[START]

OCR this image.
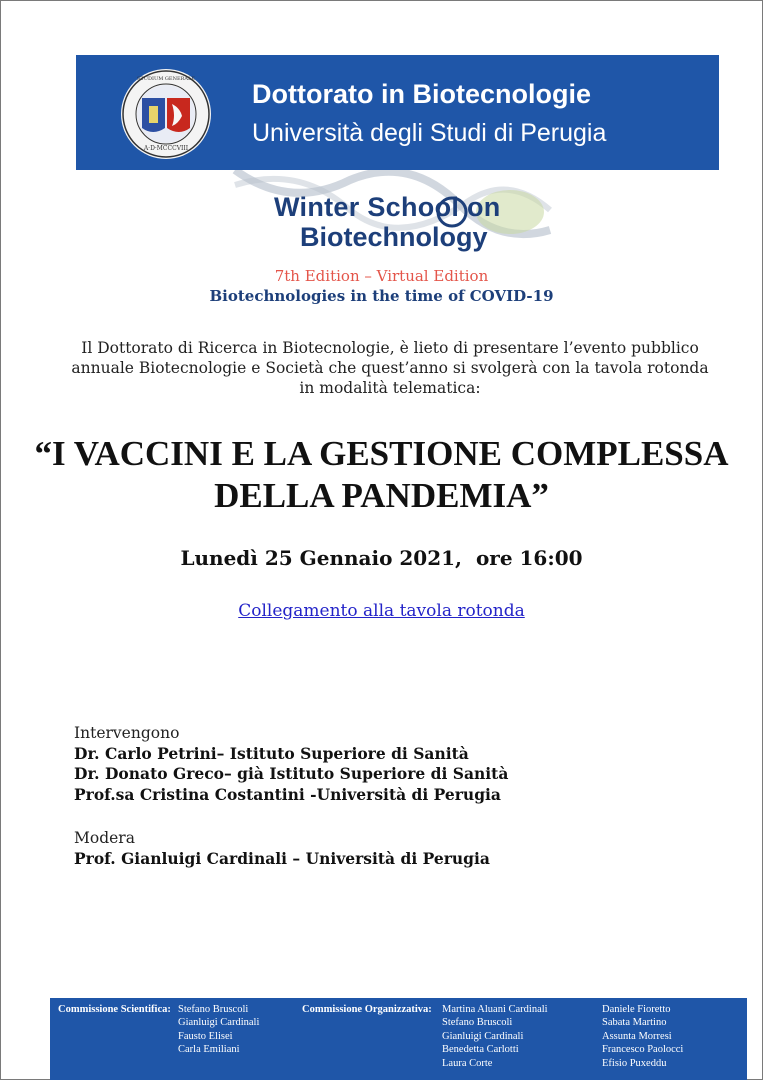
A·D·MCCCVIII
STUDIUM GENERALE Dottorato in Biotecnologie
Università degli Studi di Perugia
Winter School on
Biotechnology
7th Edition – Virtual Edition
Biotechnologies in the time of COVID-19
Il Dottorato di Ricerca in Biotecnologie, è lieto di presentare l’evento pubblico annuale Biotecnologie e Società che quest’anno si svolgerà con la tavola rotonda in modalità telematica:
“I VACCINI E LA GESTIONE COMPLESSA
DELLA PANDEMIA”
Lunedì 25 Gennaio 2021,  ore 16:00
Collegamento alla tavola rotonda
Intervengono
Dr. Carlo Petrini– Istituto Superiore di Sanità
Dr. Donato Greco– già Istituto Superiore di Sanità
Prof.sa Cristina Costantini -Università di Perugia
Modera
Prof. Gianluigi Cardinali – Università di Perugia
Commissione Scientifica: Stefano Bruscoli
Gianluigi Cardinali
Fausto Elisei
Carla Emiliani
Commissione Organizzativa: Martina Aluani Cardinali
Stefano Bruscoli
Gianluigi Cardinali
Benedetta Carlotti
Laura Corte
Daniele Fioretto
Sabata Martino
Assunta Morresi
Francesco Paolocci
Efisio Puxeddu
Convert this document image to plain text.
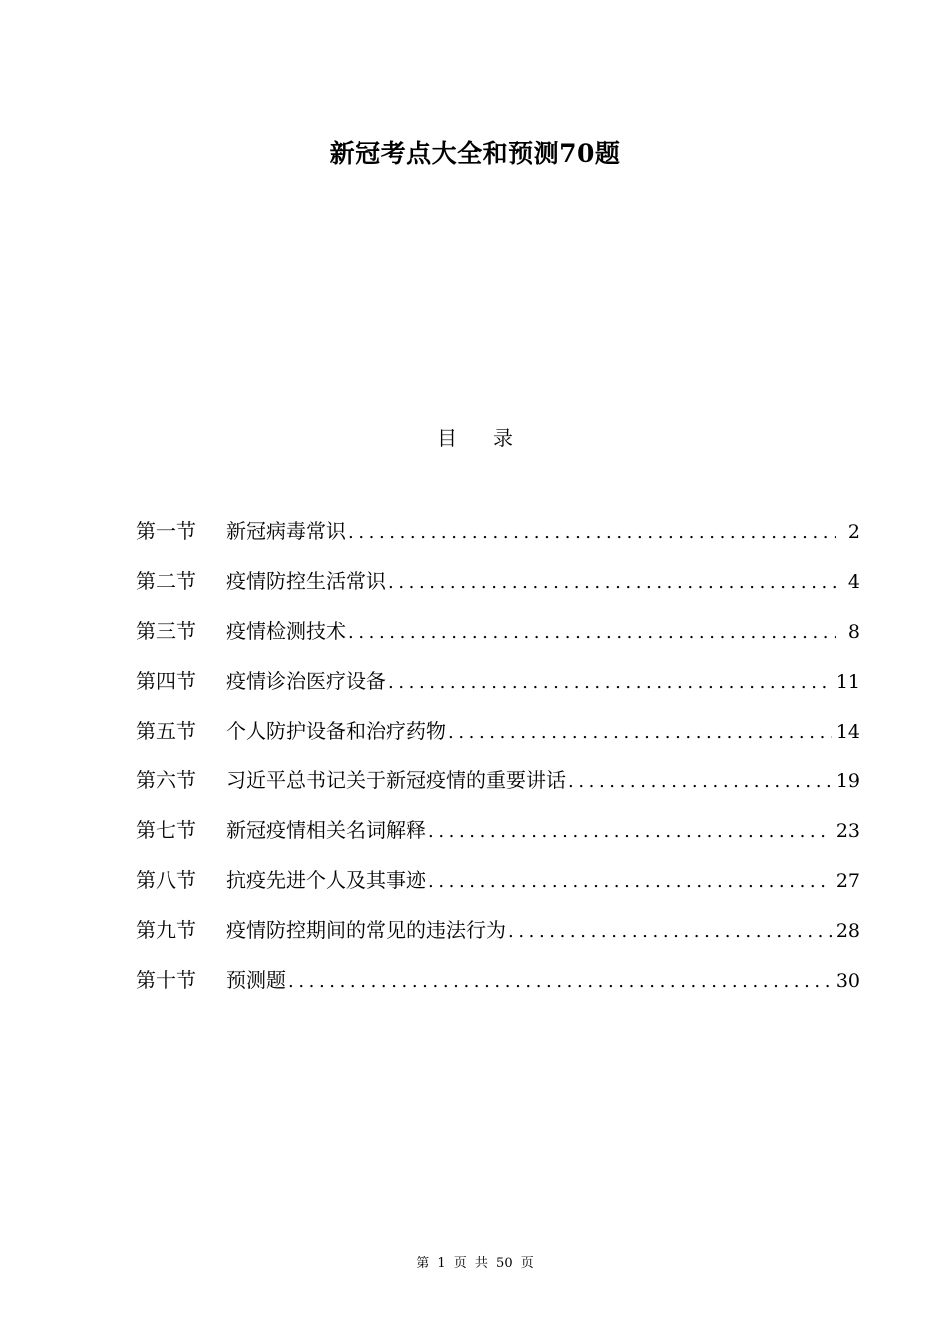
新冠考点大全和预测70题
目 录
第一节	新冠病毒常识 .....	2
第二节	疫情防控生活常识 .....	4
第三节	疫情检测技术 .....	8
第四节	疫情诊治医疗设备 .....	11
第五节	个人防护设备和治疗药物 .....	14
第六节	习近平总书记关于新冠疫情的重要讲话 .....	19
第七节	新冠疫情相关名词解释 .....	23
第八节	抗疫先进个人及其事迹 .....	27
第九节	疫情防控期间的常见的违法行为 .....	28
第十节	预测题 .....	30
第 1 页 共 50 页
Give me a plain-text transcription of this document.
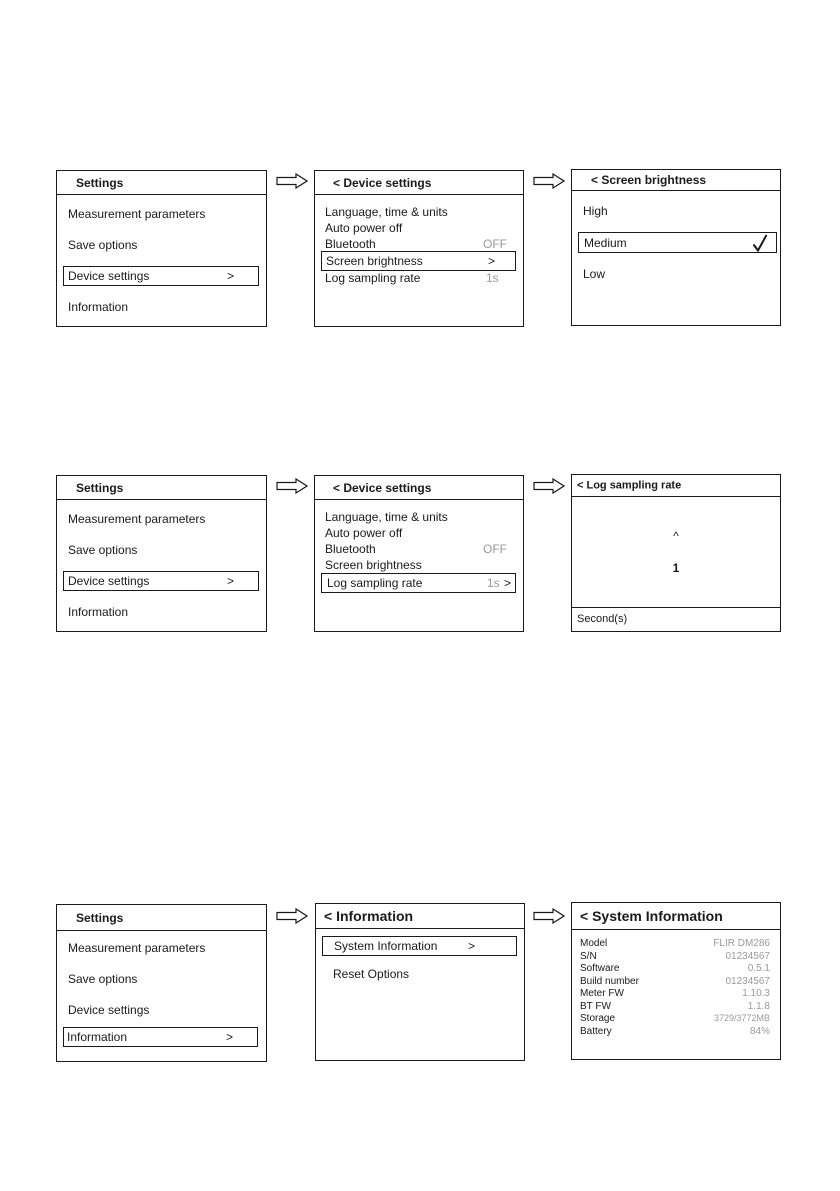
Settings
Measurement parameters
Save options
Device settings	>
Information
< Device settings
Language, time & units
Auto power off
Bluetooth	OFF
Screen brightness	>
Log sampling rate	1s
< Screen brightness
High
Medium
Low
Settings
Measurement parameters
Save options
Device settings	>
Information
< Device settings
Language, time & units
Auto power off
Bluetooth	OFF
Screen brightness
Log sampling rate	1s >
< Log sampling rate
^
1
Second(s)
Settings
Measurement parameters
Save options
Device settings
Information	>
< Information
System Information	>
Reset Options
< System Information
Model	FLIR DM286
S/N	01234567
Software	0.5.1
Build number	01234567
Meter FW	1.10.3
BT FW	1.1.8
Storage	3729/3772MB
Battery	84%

[END]

§ DIRECTIVE
Copy the listing word for word, excluding its pictures.

§ FULL OUTPUT
OCR this image.
A·D·MCCCVIII
STUDIUM GENERALE Dottorato in Biotecnologie
Università degli Studi di Perugia
Winter School on
Biotechnology
7th Edition – Virtual Edition
Biotechnologies in the time of COVID-19
Il Dottorato di Ricerca in Biotecnologie, è lieto di presentare l’evento pubblico annuale Biotecnologie e Società che quest’anno si svolgerà con la tavola rotonda in modalità telematica:
“I VACCINI E LA GESTIONE COMPLESSA
DELLA PANDEMIA”
Lunedì 25 Gennaio 2021,  ore 16:00
Collegamento alla tavola rotonda
Intervengono
Dr. Carlo Petrini– Istituto Superiore di Sanità
Dr. Donato Greco– già Istituto Superiore di Sanità
Prof.sa Cristina Costantini -Università di Perugia
Modera
Prof. Gianluigi Cardinali – Università di Perugia
Commissione Scientifica: Stefano Bruscoli
Gianluigi Cardinali
Fausto Elisei
Carla Emiliani
Commissione Organizzativa: Martina Aluani Cardinali
Stefano Bruscoli
Gianluigi Cardinali
Benedetta Carlotti
Laura Corte
Daniele Fioretto
Sabata Martino
Assunta Morresi
Francesco Paolocci
Efisio Puxeddu
Convert this document image to plain text.
新冠考点大全和预测70题
目 录
第一节	新冠病毒常识 .....	2
第二节	疫情防控生活常识 .....	4
第三节	疫情检测技术 .....	8
第四节	疫情诊治医疗设备 .....	11
第五节	个人防护设备和治疗药物 .....	14
第六节	习近平总书记关于新冠疫情的重要讲话 .....	19
第七节	新冠疫情相关名词解释 .....	23
第八节	抗疫先进个人及其事迹 .....	27
第九节	疫情防控期间的常见的违法行为 .....	28
第十节	预测题 .....	30
第 1 页 共 50 页
Give me a plain-text transcription of this document.
Settings
Measurement parameters
Save options
Device settings	>
Information
< Device settings
Language, time & units
Auto power off
Bluetooth	OFF
Screen brightness	>
Log sampling rate	1s
< Screen brightness
High
Medium
Low
Settings
Measurement parameters
Save options
Device settings	>
Information
< Device settings
Language, time & units
Auto power off
Bluetooth	OFF
Screen brightness
Log sampling rate	1s >
< Log sampling rate
^
1
Second(s)
Settings
Measurement parameters
Save options
Device settings
Information	>
< Information
System Information	>
Reset Options
< System Information
Model	FLIR DM286
S/N	01234567
Software	0.5.1
Build number	01234567
Meter FW	1.10.3
BT FW	1.1.8
Storage	3729/3772MB
Battery	84%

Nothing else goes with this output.